Exercise instructions: Copy the listing verbatim, excluding any images found in it.

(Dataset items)
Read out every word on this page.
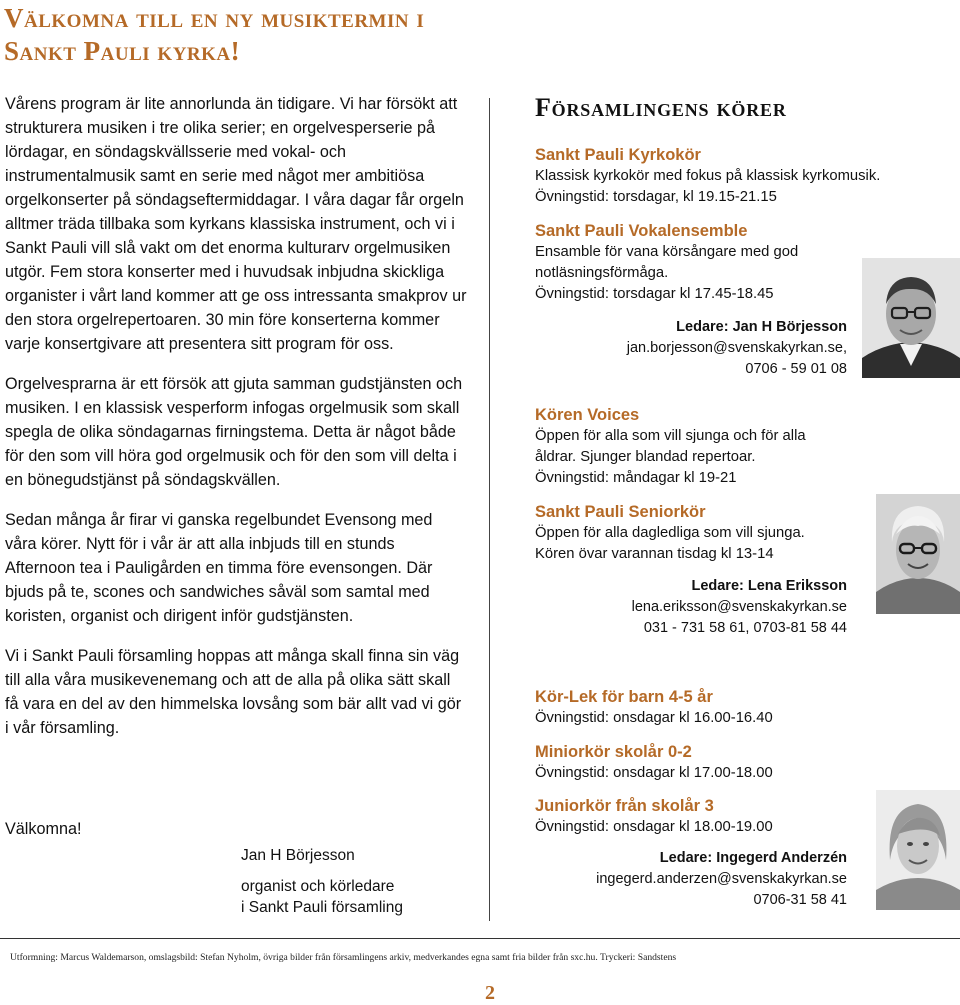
Välkomna till en ny musiktermin i Sankt Pauli kyrka!

Vårens program är lite annorlunda än tidigare. Vi har försökt att strukturera musiken i tre olika serier; en orgelvesperserie på lördagar, en söndagskvällsserie med vokal- och instrumentalmusik samt en serie med något mer ambitiösa orgelkonserter på söndagseftermiddagar. I våra dagar får orgeln alltmer träda tillbaka som kyrkans klassiska instrument, och vi i Sankt Pauli vill slå vakt om det enorma kulturarv orgelmusiken utgör. Fem stora konserter med i huvudsak inbjudna skickliga organister i vårt land kommer att ge oss intressanta smakprov ur den stora orgelrepertoaren. 30 min före konserterna kommer varje konsertgivare att presentera sitt program för oss.

Orgelvesprarna är ett försök att gjuta samman gudstjänsten och musiken. I en klassisk vesperform infogas orgelmusik som skall spegla de olika söndagarnas firningstema. Detta är något både för den som vill höra god orgelmusik och för den som vill delta i en bönegudstjänst på söndagskvällen.

Sedan många år firar vi ganska regelbundet Evensong med våra körer. Nytt för i vår är att alla inbjuds till en stunds Afternoon tea i Pauligården en timma före evensongen. Där bjuds på te, scones och sandwiches såväl som samtal med koristen, organist och dirigent inför gudstjänsten.

Vi i Sankt Pauli församling hoppas att många skall finna sin väg till alla våra musikevenemang och att de alla på olika sätt skall få vara en del av den himmelska lovsång som bär allt vad vi gör i vår församling.

Välkomna!
Jan H Börjesson
organist och körledare
i Sankt Pauli församling
Församlingens körer
Sankt Pauli Kyrkokör
Klassisk kyrkokör med fokus på klassisk kyrkomusik.
Övningstid: torsdagar, kl 19.15-21.15
Sankt Pauli Vokalensemble
Ensamble för vana körsångare med god
notläsningsförmåga.
Övningstid: torsdagar kl 17.45-18.45
Ledare: Jan H Börjesson
jan.borjesson@svenskakyrkan.se,
0706 - 59 01 08
Kören Voices
Öppen för alla som vill sjunga och för alla
åldrar. Sjunger blandad repertoar.
Övningstid: måndagar kl 19-21
Sankt Pauli Seniorkör
Öppen för alla dagledliga som vill sjunga.
Kören övar varannan tisdag kl 13-14
Ledare: Lena Eriksson
lena.eriksson@svenskakyrkan.se
031 - 731 58 61, 0703-81 58 44
Kör-Lek för barn 4-5 år
Övningstid: onsdagar kl 16.00-16.40
Miniorkör skolår 0-2
Övningstid: onsdagar kl 17.00-18.00
Juniorkör från skolår 3
Övningstid: onsdagar kl 18.00-19.00
Ledare: Ingegerd Anderzén
ingegerd.anderzen@svenskakyrkan.se
0706-31 58 41
Utformning: Marcus Waldemarson, omslagsbild: Stefan Nyholm, övriga bilder från församlingens arkiv, medverkandes egna samt fria bilder från sxc.hu. Tryckeri: Sandstens
2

Output below:
Read out every word on this page.
Välkomna till en ny musiktermin i Sankt Pauli kyrka!

Vårens program är lite annorlunda än tidigare. Vi har försökt att strukturera musiken i tre olika serier; en orgelvesperserie på lördagar, en söndagskvällsserie med vokal- och instrumentalmusik samt en serie med något mer ambitiösa orgelkonserter på söndagseftermiddagar. I våra dagar får orgeln alltmer träda tillbaka som kyrkans klassiska instrument, och vi i Sankt Pauli vill slå vakt om det enorma kulturarv orgelmusiken utgör. Fem stora konserter med i huvudsak inbjudna skickliga organister i vårt land kommer att ge oss intressanta smakprov ur den stora orgelrepertoaren. 30 min före konserterna kommer varje konsertgivare att presentera sitt program för oss.

Orgelvesprarna är ett försök att gjuta samman gudstjänsten och musiken. I en klassisk vesperform infogas orgelmusik som skall spegla de olika söndagarnas firningstema. Detta är något både för den som vill höra god orgelmusik och för den som vill delta i en bönegudstjänst på söndagskvällen.

Sedan många år firar vi ganska regelbundet Evensong med våra körer. Nytt för i vår är att alla inbjuds till en stunds Afternoon tea i Pauligården en timma före evensongen. Där bjuds på te, scones och sandwiches såväl som samtal med koristen, organist och dirigent inför gudstjänsten.

Vi i Sankt Pauli församling hoppas att många skall finna sin väg till alla våra musikevenemang och att de alla på olika sätt skall få vara en del av den himmelska lovsång som bär allt vad vi gör i vår församling.

Välkomna!
Jan H Börjesson
organist och körledare
i Sankt Pauli församling
Församlingens körer
Sankt Pauli Kyrkokör
Klassisk kyrkokör med fokus på klassisk kyrkomusik.
Övningstid: torsdagar, kl 19.15-21.15
Sankt Pauli Vokalensemble
Ensamble för vana körsångare med god
notläsningsförmåga.
Övningstid: torsdagar kl 17.45-18.45
Ledare: Jan H Börjesson
jan.borjesson@svenskakyrkan.se,
0706 - 59 01 08
Kören Voices
Öppen för alla som vill sjunga och för alla
åldrar. Sjunger blandad repertoar.
Övningstid: måndagar kl 19-21
Sankt Pauli Seniorkör
Öppen för alla dagledliga som vill sjunga.
Kören övar varannan tisdag kl 13-14
Ledare: Lena Eriksson
lena.eriksson@svenskakyrkan.se
031 - 731 58 61, 0703-81 58 44
Kör-Lek för barn 4-5 år
Övningstid: onsdagar kl 16.00-16.40
Miniorkör skolår 0-2
Övningstid: onsdagar kl 17.00-18.00
Juniorkör från skolår 3
Övningstid: onsdagar kl 18.00-19.00
Ledare: Ingegerd Anderzén
ingegerd.anderzen@svenskakyrkan.se
0706-31 58 41
Utformning: Marcus Waldemarson, omslagsbild: Stefan Nyholm, övriga bilder från församlingens arkiv, medverkandes egna samt fria bilder från sxc.hu. Tryckeri: Sandstens
2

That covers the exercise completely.